**Supplied data:**
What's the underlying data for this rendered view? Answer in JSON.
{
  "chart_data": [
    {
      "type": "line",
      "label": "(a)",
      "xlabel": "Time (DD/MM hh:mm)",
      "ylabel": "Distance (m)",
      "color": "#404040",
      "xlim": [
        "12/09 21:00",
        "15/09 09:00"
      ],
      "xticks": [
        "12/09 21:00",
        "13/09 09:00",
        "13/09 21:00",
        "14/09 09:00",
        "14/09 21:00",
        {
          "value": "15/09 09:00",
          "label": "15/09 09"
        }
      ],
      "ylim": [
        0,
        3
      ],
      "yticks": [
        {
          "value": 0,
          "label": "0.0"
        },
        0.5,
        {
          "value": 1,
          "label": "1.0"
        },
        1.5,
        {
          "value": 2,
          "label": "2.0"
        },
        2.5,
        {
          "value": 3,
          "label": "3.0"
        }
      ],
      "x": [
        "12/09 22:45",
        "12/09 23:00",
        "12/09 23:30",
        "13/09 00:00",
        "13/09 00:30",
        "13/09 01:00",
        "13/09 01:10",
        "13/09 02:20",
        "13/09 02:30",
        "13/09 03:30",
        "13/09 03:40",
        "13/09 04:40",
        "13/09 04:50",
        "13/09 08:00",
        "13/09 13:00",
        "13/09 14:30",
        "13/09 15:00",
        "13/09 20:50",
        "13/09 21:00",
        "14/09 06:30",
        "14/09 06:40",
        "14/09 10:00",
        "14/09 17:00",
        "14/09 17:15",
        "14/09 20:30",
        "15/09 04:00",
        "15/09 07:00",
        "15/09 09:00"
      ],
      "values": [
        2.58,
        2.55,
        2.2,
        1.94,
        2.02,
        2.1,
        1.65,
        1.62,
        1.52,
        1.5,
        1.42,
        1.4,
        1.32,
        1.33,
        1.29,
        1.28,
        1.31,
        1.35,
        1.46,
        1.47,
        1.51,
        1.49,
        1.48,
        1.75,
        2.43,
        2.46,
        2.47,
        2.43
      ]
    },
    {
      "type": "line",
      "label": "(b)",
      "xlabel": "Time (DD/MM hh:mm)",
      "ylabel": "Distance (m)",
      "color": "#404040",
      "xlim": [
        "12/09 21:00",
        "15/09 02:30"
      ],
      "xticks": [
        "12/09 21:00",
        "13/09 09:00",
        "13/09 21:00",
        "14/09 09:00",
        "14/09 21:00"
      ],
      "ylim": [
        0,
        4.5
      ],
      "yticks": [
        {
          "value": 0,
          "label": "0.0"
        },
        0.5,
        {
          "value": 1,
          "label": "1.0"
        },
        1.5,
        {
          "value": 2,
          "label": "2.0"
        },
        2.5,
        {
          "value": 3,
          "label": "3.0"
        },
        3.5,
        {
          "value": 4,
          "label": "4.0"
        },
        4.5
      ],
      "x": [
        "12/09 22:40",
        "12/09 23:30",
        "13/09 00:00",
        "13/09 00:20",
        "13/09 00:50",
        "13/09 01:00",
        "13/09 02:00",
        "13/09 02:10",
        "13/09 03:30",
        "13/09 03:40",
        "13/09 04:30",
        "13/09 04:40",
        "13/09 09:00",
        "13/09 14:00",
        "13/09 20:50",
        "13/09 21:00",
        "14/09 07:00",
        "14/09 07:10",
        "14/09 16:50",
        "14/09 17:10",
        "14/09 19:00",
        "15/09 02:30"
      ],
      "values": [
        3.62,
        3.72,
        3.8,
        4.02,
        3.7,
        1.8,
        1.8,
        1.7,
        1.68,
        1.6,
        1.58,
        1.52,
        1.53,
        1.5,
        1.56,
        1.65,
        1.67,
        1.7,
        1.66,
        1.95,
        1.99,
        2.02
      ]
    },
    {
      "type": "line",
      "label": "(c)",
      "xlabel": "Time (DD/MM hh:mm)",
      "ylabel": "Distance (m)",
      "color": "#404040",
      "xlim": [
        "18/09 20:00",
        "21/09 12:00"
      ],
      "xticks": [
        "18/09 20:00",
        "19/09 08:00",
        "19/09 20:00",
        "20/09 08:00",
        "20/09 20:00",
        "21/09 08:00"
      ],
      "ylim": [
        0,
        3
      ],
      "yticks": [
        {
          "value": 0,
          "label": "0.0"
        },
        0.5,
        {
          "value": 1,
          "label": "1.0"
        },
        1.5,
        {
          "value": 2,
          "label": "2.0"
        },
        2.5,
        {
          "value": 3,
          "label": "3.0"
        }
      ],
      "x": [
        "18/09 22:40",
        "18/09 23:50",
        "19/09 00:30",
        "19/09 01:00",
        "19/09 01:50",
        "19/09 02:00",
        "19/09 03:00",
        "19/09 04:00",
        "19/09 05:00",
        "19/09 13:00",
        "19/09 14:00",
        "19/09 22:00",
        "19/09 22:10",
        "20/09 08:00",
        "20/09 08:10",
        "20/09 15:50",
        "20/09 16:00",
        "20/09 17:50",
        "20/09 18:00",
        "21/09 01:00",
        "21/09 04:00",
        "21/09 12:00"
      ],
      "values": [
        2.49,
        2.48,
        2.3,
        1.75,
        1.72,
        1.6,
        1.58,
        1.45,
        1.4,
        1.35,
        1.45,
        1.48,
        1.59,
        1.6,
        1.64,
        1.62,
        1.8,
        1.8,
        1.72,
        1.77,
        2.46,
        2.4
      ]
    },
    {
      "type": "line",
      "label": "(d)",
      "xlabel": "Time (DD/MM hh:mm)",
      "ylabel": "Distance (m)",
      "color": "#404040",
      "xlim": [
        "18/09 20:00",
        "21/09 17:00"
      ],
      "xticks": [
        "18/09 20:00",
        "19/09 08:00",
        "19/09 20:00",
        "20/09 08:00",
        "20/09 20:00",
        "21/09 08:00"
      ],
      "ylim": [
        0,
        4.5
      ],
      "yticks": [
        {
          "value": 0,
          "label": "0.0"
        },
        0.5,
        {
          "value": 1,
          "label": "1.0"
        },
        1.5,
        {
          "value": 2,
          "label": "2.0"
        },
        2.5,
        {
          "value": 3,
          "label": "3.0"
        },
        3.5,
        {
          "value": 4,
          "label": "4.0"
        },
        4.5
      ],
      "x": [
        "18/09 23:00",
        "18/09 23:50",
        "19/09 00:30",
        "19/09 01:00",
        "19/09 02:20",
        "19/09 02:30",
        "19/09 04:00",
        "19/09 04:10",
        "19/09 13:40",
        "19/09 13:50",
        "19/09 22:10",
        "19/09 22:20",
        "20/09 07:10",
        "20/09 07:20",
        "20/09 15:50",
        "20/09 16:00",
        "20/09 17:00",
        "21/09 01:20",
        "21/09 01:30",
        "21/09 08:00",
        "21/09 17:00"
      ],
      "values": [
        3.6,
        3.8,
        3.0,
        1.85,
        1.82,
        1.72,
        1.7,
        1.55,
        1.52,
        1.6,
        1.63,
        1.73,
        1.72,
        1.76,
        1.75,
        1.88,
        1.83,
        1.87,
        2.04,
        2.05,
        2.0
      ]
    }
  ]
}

**Exercise:** Go through the listing and print each line exactly as it appears.

**Result for this exercise:**
What's the underlying data for this rendered view? Answer in JSON.
{
  "chart_data": [
    {
      "type": "line",
      "label": "(a)",
      "xlabel": "Time (DD/MM hh:mm)",
      "ylabel": "Distance (m)",
      "color": "#404040",
      "xlim": [
        "12/09 21:00",
        "15/09 09:00"
      ],
      "xticks": [
        "12/09 21:00",
        "13/09 09:00",
        "13/09 21:00",
        "14/09 09:00",
        "14/09 21:00",
        {
          "value": "15/09 09:00",
          "label": "15/09 09"
        }
      ],
      "ylim": [
        0,
        3
      ],
      "yticks": [
        {
          "value": 0,
          "label": "0.0"
        },
        0.5,
        {
          "value": 1,
          "label": "1.0"
        },
        1.5,
        {
          "value": 2,
          "label": "2.0"
        },
        2.5,
        {
          "value": 3,
          "label": "3.0"
        }
      ],
      "x": [
        "12/09 22:45",
        "12/09 23:00",
        "12/09 23:30",
        "13/09 00:00",
        "13/09 00:30",
        "13/09 01:00",
        "13/09 01:10",
        "13/09 02:20",
        "13/09 02:30",
        "13/09 03:30",
        "13/09 03:40",
        "13/09 04:40",
        "13/09 04:50",
        "13/09 08:00",
        "13/09 13:00",
        "13/09 14:30",
        "13/09 15:00",
        "13/09 20:50",
        "13/09 21:00",
        "14/09 06:30",
        "14/09 06:40",
        "14/09 10:00",
        "14/09 17:00",
        "14/09 17:15",
        "14/09 20:30",
        "15/09 04:00",
        "15/09 07:00",
        "15/09 09:00"
      ],
      "values": [
        2.58,
        2.55,
        2.2,
        1.94,
        2.02,
        2.1,
        1.65,
        1.62,
        1.52,
        1.5,
        1.42,
        1.4,
        1.32,
        1.33,
        1.29,
        1.28,
        1.31,
        1.35,
        1.46,
        1.47,
        1.51,
        1.49,
        1.48,
        1.75,
        2.43,
        2.46,
        2.47,
        2.43
      ]
    },
    {
      "type": "line",
      "label": "(b)",
      "xlabel": "Time (DD/MM hh:mm)",
      "ylabel": "Distance (m)",
      "color": "#404040",
      "xlim": [
        "12/09 21:00",
        "15/09 02:30"
      ],
      "xticks": [
        "12/09 21:00",
        "13/09 09:00",
        "13/09 21:00",
        "14/09 09:00",
        "14/09 21:00"
      ],
      "ylim": [
        0,
        4.5
      ],
      "yticks": [
        {
          "value": 0,
          "label": "0.0"
        },
        0.5,
        {
          "value": 1,
          "label": "1.0"
        },
        1.5,
        {
          "value": 2,
          "label": "2.0"
        },
        2.5,
        {
          "value": 3,
          "label": "3.0"
        },
        3.5,
        {
          "value": 4,
          "label": "4.0"
        },
        4.5
      ],
      "x": [
        "12/09 22:40",
        "12/09 23:30",
        "13/09 00:00",
        "13/09 00:20",
        "13/09 00:50",
        "13/09 01:00",
        "13/09 02:00",
        "13/09 02:10",
        "13/09 03:30",
        "13/09 03:40",
        "13/09 04:30",
        "13/09 04:40",
        "13/09 09:00",
        "13/09 14:00",
        "13/09 20:50",
        "13/09 21:00",
        "14/09 07:00",
        "14/09 07:10",
        "14/09 16:50",
        "14/09 17:10",
        "14/09 19:00",
        "15/09 02:30"
      ],
      "values": [
        3.62,
        3.72,
        3.8,
        4.02,
        3.7,
        1.8,
        1.8,
        1.7,
        1.68,
        1.6,
        1.58,
        1.52,
        1.53,
        1.5,
        1.56,
        1.65,
        1.67,
        1.7,
        1.66,
        1.95,
        1.99,
        2.02
      ]
    },
    {
      "type": "line",
      "label": "(c)",
      "xlabel": "Time (DD/MM hh:mm)",
      "ylabel": "Distance (m)",
      "color": "#404040",
      "xlim": [
        "18/09 20:00",
        "21/09 12:00"
      ],
      "xticks": [
        "18/09 20:00",
        "19/09 08:00",
        "19/09 20:00",
        "20/09 08:00",
        "20/09 20:00",
        "21/09 08:00"
      ],
      "ylim": [
        0,
        3
      ],
      "yticks": [
        {
          "value": 0,
          "label": "0.0"
        },
        0.5,
        {
          "value": 1,
          "label": "1.0"
        },
        1.5,
        {
          "value": 2,
          "label": "2.0"
        },
        2.5,
        {
          "value": 3,
          "label": "3.0"
        }
      ],
      "x": [
        "18/09 22:40",
        "18/09 23:50",
        "19/09 00:30",
        "19/09 01:00",
        "19/09 01:50",
        "19/09 02:00",
        "19/09 03:00",
        "19/09 04:00",
        "19/09 05:00",
        "19/09 13:00",
        "19/09 14:00",
        "19/09 22:00",
        "19/09 22:10",
        "20/09 08:00",
        "20/09 08:10",
        "20/09 15:50",
        "20/09 16:00",
        "20/09 17:50",
        "20/09 18:00",
        "21/09 01:00",
        "21/09 04:00",
        "21/09 12:00"
      ],
      "values": [
        2.49,
        2.48,
        2.3,
        1.75,
        1.72,
        1.6,
        1.58,
        1.45,
        1.4,
        1.35,
        1.45,
        1.48,
        1.59,
        1.6,
        1.64,
        1.62,
        1.8,
        1.8,
        1.72,
        1.77,
        2.46,
        2.4
      ]
    },
    {
      "type": "line",
      "label": "(d)",
      "xlabel": "Time (DD/MM hh:mm)",
      "ylabel": "Distance (m)",
      "color": "#404040",
      "xlim": [
        "18/09 20:00",
        "21/09 17:00"
      ],
      "xticks": [
        "18/09 20:00",
        "19/09 08:00",
        "19/09 20:00",
        "20/09 08:00",
        "20/09 20:00",
        "21/09 08:00"
      ],
      "ylim": [
        0,
        4.5
      ],
      "yticks": [
        {
          "value": 0,
          "label": "0.0"
        },
        0.5,
        {
          "value": 1,
          "label": "1.0"
        },
        1.5,
        {
          "value": 2,
          "label": "2.0"
        },
        2.5,
        {
          "value": 3,
          "label": "3.0"
        },
        3.5,
        {
          "value": 4,
          "label": "4.0"
        },
        4.5
      ],
      "x": [
        "18/09 23:00",
        "18/09 23:50",
        "19/09 00:30",
        "19/09 01:00",
        "19/09 02:20",
        "19/09 02:30",
        "19/09 04:00",
        "19/09 04:10",
        "19/09 13:40",
        "19/09 13:50",
        "19/09 22:10",
        "19/09 22:20",
        "20/09 07:10",
        "20/09 07:20",
        "20/09 15:50",
        "20/09 16:00",
        "20/09 17:00",
        "21/09 01:20",
        "21/09 01:30",
        "21/09 08:00",
        "21/09 17:00"
      ],
      "values": [
        3.6,
        3.8,
        3.0,
        1.85,
        1.82,
        1.72,
        1.7,
        1.55,
        1.52,
        1.6,
        1.63,
        1.73,
        1.72,
        1.76,
        1.75,
        1.88,
        1.83,
        1.87,
        2.04,
        2.05,
        2.0
      ]
    }
  ]
}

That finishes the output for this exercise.